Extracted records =
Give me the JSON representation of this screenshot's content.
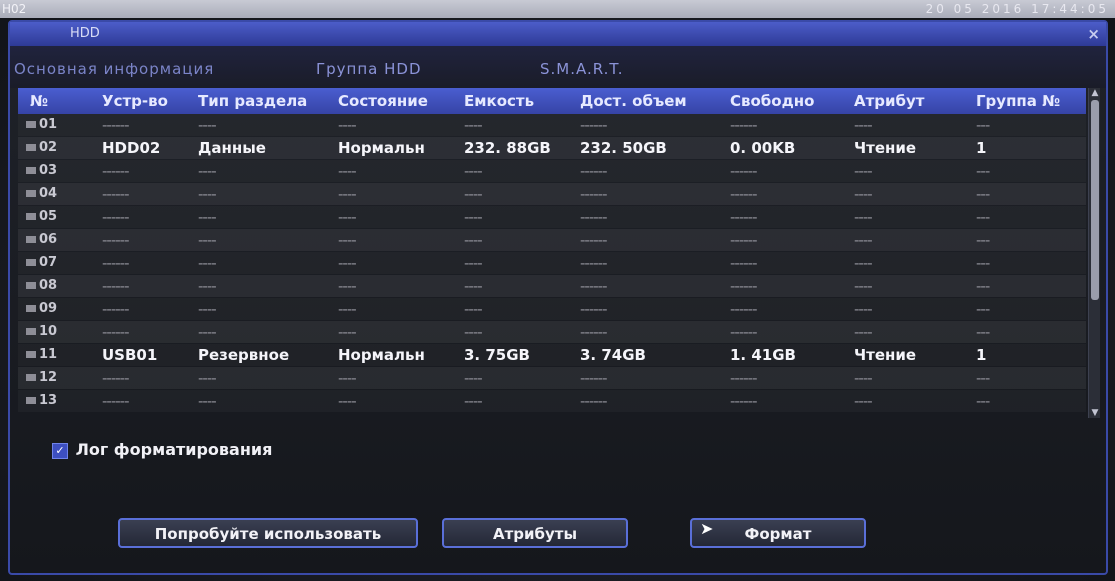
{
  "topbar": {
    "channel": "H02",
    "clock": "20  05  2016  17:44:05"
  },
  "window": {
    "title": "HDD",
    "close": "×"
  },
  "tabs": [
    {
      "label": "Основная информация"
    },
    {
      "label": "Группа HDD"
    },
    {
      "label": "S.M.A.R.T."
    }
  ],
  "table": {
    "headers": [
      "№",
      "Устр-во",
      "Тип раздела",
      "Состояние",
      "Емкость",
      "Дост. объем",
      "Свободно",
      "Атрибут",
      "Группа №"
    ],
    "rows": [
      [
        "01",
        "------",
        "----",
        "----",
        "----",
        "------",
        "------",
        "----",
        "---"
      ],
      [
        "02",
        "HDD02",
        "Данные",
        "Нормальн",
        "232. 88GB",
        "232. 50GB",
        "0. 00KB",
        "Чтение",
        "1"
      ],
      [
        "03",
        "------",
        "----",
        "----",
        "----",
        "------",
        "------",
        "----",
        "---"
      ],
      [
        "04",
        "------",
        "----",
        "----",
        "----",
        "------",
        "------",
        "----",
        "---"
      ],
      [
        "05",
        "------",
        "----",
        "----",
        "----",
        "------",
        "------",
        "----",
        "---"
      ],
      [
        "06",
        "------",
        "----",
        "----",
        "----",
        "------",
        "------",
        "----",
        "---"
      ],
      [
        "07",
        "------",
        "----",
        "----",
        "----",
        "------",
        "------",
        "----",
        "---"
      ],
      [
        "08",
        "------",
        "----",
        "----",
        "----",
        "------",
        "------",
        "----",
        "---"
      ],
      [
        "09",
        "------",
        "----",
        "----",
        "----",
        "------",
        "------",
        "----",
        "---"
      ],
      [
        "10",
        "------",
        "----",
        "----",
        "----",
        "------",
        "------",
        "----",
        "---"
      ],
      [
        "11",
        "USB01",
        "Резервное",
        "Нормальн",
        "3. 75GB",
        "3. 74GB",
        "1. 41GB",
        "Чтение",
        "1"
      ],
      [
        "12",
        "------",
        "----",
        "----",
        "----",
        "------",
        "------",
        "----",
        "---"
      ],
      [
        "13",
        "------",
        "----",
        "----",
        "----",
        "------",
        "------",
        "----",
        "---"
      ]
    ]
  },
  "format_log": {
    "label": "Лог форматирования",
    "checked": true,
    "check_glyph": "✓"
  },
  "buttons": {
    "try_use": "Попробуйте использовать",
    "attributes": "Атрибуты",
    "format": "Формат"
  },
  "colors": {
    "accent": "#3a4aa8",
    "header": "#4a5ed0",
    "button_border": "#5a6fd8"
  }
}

* * *

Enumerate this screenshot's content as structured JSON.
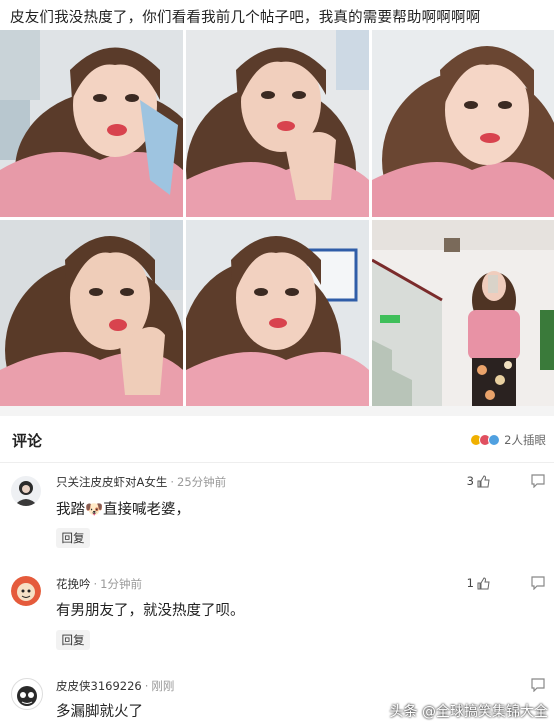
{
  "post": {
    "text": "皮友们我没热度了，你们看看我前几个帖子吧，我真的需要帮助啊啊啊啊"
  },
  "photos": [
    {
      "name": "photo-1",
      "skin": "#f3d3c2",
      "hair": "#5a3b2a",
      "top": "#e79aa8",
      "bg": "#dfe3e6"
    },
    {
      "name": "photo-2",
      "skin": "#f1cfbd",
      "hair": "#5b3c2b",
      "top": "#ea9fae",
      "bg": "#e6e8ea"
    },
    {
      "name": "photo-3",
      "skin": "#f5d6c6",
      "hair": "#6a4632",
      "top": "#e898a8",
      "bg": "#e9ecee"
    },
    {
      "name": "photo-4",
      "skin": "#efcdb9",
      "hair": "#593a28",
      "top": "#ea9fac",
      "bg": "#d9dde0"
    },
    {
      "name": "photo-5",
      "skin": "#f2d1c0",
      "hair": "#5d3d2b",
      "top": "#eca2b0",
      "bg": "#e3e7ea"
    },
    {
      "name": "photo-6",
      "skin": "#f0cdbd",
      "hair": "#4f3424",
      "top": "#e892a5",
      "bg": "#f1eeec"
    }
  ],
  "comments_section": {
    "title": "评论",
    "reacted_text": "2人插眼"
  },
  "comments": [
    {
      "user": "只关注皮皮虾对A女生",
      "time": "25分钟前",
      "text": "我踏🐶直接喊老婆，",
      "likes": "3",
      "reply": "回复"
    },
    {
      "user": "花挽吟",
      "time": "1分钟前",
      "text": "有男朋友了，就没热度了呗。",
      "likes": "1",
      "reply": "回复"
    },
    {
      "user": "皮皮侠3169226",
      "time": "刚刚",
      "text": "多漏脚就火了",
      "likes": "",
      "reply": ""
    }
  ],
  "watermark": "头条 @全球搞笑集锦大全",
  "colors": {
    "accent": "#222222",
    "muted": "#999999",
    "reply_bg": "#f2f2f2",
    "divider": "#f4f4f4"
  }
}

---

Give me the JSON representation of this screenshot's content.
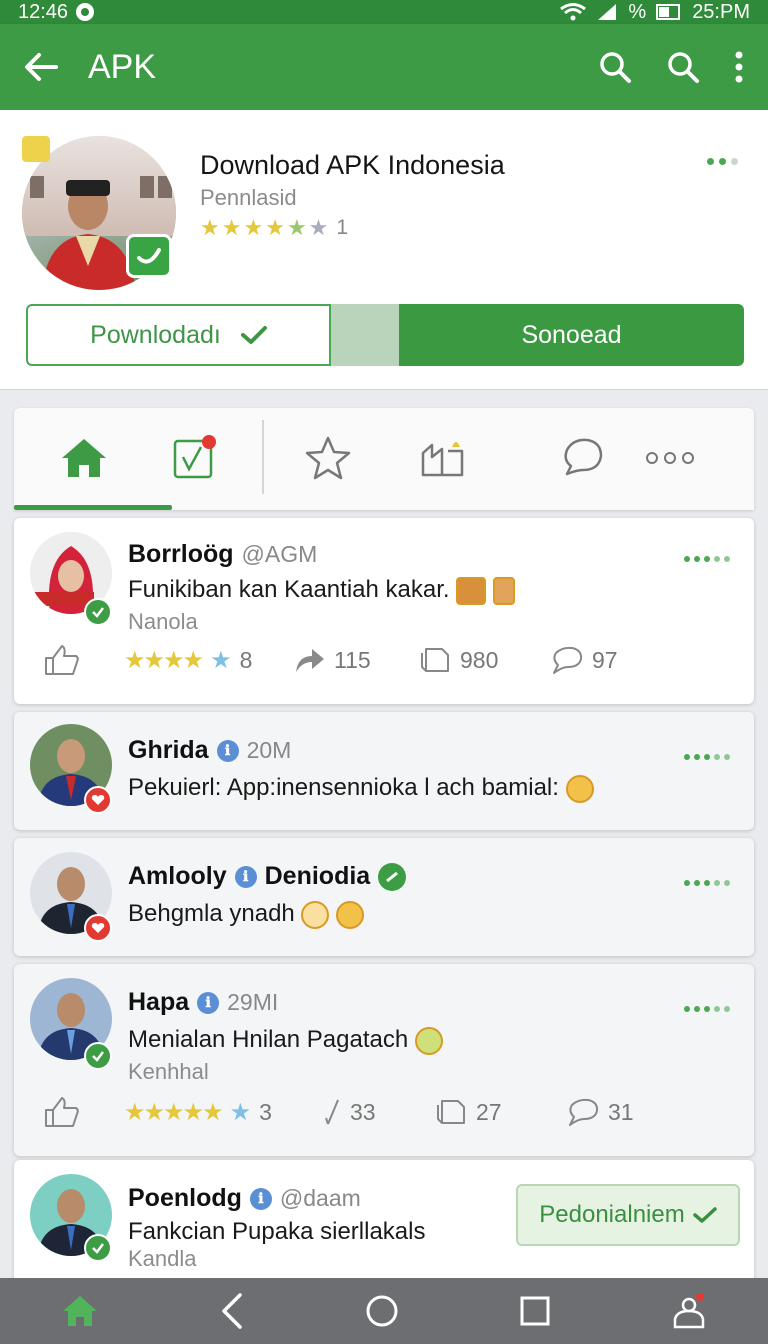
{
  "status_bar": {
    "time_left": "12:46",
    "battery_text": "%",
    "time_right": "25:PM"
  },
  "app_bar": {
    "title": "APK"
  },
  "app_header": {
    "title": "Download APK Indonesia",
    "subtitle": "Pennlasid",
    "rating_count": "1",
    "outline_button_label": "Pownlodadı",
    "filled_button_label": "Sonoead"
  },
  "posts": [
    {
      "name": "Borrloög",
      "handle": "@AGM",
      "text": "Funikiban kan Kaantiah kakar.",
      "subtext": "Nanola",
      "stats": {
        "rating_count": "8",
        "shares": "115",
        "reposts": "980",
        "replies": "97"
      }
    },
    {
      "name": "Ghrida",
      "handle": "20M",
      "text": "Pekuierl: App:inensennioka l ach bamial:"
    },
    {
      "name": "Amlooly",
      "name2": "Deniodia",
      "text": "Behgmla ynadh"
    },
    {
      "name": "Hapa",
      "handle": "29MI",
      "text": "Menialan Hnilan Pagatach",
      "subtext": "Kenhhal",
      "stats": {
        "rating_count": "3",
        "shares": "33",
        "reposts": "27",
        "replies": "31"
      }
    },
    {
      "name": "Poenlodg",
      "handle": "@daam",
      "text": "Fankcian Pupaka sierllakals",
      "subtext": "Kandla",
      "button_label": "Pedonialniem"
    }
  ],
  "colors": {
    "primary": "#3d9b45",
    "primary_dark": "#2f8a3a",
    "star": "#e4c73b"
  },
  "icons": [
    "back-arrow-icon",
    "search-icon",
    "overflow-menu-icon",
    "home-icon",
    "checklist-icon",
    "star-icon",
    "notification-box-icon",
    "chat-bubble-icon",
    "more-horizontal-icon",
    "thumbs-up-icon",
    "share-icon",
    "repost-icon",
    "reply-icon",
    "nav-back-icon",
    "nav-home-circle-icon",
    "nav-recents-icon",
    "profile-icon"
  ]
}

EXERCISE DETAILS =
Collect each line above holding the string "hair".

EXPECTED ANSWER =
      "hair": "#5a3b2a",
      "hair": "#5b3c2b",
      "hair": "#6a4632",
      "hair": "#593a28",
      "hair": "#5d3d2b",
      "hair": "#4f3424",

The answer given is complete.